#### Written task:
Output the records exactly. Include every line.

#### Entries provided:
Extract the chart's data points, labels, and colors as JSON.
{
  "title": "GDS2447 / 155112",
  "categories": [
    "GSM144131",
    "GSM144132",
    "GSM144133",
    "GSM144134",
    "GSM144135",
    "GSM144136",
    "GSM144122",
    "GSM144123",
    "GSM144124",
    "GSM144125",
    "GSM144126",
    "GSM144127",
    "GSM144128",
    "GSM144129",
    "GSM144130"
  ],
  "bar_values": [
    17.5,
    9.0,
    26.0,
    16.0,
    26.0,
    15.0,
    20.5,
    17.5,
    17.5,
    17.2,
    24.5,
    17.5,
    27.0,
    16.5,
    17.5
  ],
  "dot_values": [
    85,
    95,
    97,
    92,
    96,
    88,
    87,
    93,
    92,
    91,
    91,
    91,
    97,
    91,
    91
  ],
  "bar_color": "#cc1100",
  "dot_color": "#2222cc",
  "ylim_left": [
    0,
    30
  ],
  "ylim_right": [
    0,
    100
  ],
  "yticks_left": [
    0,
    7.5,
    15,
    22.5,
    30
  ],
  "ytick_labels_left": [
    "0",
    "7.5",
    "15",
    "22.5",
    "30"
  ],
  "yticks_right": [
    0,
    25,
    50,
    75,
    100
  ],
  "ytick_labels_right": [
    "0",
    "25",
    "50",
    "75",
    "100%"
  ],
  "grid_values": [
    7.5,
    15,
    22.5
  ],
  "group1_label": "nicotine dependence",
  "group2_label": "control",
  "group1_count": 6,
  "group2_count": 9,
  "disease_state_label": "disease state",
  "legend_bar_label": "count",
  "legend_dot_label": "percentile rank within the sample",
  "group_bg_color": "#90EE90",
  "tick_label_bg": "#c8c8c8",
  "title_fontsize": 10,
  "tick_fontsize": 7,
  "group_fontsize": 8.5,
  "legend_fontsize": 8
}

#### Final result:
Extract the chart's data points, labels, and colors as JSON.
{
  "title": "GDS2447 / 155112",
  "categories": [
    "GSM144131",
    "GSM144132",
    "GSM144133",
    "GSM144134",
    "GSM144135",
    "GSM144136",
    "GSM144122",
    "GSM144123",
    "GSM144124",
    "GSM144125",
    "GSM144126",
    "GSM144127",
    "GSM144128",
    "GSM144129",
    "GSM144130"
  ],
  "bar_values": [
    17.5,
    9.0,
    26.0,
    16.0,
    26.0,
    15.0,
    20.5,
    17.5,
    17.5,
    17.2,
    24.5,
    17.5,
    27.0,
    16.5,
    17.5
  ],
  "dot_values": [
    85,
    95,
    97,
    92,
    96,
    88,
    87,
    93,
    92,
    91,
    91,
    91,
    97,
    91,
    91
  ],
  "bar_color": "#cc1100",
  "dot_color": "#2222cc",
  "ylim_left": [
    0,
    30
  ],
  "ylim_right": [
    0,
    100
  ],
  "yticks_left": [
    0,
    7.5,
    15,
    22.5,
    30
  ],
  "ytick_labels_left": [
    "0",
    "7.5",
    "15",
    "22.5",
    "30"
  ],
  "yticks_right": [
    0,
    25,
    50,
    75,
    100
  ],
  "ytick_labels_right": [
    "0",
    "25",
    "50",
    "75",
    "100%"
  ],
  "grid_values": [
    7.5,
    15,
    22.5
  ],
  "group1_label": "nicotine dependence",
  "group2_label": "control",
  "group1_count": 6,
  "group2_count": 9,
  "disease_state_label": "disease state",
  "legend_bar_label": "count",
  "legend_dot_label": "percentile rank within the sample",
  "group_bg_color": "#90EE90",
  "tick_label_bg": "#c8c8c8",
  "title_fontsize": 10,
  "tick_fontsize": 7,
  "group_fontsize": 8.5,
  "legend_fontsize": 8
}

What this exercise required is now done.